#### Instructions for the task
Output the material beneath exactly, leaving nothing out.

#### Material provided
= = = = =

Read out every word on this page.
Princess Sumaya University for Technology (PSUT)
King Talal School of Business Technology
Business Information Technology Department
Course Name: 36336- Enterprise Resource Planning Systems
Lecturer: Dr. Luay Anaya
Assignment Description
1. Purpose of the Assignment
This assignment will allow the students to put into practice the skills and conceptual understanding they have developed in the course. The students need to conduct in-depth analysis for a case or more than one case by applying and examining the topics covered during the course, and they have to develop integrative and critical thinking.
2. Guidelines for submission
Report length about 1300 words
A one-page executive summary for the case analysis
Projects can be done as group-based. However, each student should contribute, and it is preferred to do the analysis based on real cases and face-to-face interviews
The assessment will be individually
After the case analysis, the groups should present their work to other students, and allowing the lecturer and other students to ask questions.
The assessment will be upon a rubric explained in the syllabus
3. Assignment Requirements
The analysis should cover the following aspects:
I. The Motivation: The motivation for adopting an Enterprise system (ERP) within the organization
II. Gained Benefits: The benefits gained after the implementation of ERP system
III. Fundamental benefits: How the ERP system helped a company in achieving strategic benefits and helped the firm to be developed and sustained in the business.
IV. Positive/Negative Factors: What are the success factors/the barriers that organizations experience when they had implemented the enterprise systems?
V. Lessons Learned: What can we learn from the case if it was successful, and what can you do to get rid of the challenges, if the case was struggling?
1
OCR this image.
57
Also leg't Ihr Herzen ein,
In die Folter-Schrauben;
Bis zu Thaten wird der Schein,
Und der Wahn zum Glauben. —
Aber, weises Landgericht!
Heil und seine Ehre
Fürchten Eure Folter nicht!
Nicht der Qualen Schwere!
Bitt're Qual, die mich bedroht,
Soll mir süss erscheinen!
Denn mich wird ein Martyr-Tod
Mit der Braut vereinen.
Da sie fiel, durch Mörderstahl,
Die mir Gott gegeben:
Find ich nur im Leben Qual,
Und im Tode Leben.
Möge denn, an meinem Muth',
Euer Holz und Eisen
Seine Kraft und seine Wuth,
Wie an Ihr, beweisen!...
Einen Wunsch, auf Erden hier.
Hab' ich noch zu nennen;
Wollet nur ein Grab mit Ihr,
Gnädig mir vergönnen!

= = = = =

#### Answer for this exercise
Read out every word on this page.
Princess Sumaya University for Technology (PSUT)
King Talal School of Business Technology
Business Information Technology Department
Course Name: 36336- Enterprise Resource Planning Systems
Lecturer: Dr. Luay Anaya
Assignment Description
1. Purpose of the Assignment
This assignment will allow the students to put into practice the skills and conceptual understanding they have developed in the course. The students need to conduct in-depth analysis for a case or more than one case by applying and examining the topics covered during the course, and they have to develop integrative and critical thinking.
2. Guidelines for submission
Report length about 1300 words
A one-page executive summary for the case analysis
Projects can be done as group-based. However, each student should contribute, and it is preferred to do the analysis based on real cases and face-to-face interviews
The assessment will be individually
After the case analysis, the groups should present their work to other students, and allowing the lecturer and other students to ask questions.
The assessment will be upon a rubric explained in the syllabus
3. Assignment Requirements
The analysis should cover the following aspects:
I. The Motivation: The motivation for adopting an Enterprise system (ERP) within the organization
II. Gained Benefits: The benefits gained after the implementation of ERP system
III. Fundamental benefits: How the ERP system helped a company in achieving strategic benefits and helped the firm to be developed and sustained in the business.
IV. Positive/Negative Factors: What are the success factors/the barriers that organizations experience when they had implemented the enterprise systems?
V. Lessons Learned: What can we learn from the case if it was successful, and what can you do to get rid of the challenges, if the case was struggling?
1
OCR this image.
57
Also leg't Ihr Herzen ein,
In die Folter-Schrauben;
Bis zu Thaten wird der Schein,
Und der Wahn zum Glauben. —
Aber, weises Landgericht!
Heil und seine Ehre
Fürchten Eure Folter nicht!
Nicht der Qualen Schwere!
Bitt're Qual, die mich bedroht,
Soll mir süss erscheinen!
Denn mich wird ein Martyr-Tod
Mit der Braut vereinen.
Da sie fiel, durch Mörderstahl,
Die mir Gott gegeben:
Find ich nur im Leben Qual,
Und im Tode Leben.
Möge denn, an meinem Muth',
Euer Holz und Eisen
Seine Kraft und seine Wuth,
Wie an Ihr, beweisen!...
Einen Wunsch, auf Erden hier.
Hab' ich noch zu nennen;
Wollet nur ein Grab mit Ihr,
Gnädig mir vergönnen!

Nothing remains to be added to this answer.